___ Available records ___
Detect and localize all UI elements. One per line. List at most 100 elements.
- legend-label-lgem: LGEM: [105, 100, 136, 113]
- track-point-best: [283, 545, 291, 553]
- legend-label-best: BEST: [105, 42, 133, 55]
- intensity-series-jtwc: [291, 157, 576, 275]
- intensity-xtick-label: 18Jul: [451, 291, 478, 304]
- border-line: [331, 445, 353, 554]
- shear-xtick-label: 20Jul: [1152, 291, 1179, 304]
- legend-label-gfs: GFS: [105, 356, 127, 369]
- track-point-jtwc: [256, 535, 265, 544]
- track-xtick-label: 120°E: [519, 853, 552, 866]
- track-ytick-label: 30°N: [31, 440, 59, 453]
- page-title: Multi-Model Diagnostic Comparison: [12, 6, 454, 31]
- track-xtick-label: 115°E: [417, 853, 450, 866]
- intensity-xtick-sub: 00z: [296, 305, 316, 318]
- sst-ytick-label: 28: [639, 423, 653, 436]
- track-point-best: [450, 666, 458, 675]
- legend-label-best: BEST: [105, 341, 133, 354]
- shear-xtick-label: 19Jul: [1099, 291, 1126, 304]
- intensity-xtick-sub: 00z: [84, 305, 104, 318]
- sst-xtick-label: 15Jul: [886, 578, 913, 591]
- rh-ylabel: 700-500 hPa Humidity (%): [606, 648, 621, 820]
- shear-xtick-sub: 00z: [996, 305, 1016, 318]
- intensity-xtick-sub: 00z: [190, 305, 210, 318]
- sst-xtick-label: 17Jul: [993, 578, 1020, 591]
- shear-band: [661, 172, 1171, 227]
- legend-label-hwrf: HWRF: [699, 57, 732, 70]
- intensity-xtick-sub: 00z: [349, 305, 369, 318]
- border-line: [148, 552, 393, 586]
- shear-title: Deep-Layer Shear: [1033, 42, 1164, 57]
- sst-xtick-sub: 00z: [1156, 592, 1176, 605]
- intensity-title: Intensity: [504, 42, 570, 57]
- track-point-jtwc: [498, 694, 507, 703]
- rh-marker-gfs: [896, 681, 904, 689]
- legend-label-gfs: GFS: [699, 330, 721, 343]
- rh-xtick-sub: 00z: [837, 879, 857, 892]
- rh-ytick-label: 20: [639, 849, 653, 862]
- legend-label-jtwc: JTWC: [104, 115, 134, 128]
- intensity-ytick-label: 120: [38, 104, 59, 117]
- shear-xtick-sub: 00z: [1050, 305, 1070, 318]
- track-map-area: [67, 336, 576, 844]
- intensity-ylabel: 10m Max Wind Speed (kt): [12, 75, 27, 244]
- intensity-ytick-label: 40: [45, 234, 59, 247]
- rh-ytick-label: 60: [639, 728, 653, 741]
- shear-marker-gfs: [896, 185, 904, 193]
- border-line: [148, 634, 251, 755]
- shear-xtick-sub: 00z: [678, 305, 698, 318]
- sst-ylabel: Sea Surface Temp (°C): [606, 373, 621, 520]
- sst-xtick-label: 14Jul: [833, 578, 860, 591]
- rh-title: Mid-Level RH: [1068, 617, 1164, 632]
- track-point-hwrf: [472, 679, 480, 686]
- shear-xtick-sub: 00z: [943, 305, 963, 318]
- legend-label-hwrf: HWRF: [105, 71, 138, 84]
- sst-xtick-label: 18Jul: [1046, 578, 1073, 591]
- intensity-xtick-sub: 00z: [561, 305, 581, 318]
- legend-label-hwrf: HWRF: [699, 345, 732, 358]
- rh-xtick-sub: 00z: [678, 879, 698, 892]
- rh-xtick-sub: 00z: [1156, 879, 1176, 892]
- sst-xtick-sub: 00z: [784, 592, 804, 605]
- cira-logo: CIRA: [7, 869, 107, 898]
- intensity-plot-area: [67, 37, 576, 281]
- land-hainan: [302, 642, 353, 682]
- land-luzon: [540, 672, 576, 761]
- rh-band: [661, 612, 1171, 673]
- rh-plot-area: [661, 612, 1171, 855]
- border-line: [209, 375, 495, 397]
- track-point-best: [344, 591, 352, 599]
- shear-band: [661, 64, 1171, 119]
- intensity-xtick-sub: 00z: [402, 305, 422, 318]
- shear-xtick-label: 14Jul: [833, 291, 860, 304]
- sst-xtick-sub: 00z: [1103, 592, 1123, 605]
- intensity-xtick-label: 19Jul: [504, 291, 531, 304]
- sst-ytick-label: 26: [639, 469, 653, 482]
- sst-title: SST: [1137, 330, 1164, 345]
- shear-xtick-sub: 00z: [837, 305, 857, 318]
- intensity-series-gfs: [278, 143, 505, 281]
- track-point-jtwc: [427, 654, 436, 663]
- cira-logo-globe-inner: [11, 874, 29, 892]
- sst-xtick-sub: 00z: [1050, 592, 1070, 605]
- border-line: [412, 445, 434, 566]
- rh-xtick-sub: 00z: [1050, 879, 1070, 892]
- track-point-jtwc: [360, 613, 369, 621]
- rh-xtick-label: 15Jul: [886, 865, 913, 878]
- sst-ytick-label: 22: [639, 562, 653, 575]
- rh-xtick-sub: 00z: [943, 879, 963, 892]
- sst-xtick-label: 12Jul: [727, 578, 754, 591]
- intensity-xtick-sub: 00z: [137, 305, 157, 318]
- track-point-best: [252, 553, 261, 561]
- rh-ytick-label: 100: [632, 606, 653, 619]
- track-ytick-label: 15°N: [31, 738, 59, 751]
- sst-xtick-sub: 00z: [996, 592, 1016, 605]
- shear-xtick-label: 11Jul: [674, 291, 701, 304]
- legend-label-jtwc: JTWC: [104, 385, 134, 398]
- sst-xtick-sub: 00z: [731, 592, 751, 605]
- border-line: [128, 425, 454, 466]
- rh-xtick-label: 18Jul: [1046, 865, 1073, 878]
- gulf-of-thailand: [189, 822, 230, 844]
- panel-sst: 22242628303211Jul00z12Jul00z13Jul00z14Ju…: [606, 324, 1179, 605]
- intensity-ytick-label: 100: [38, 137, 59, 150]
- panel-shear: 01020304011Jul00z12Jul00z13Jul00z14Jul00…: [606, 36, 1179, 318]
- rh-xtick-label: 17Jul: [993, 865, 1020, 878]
___
Task statement. How many of the lines above contain the string "band"? Reply with the number alone.

Result for this task. 3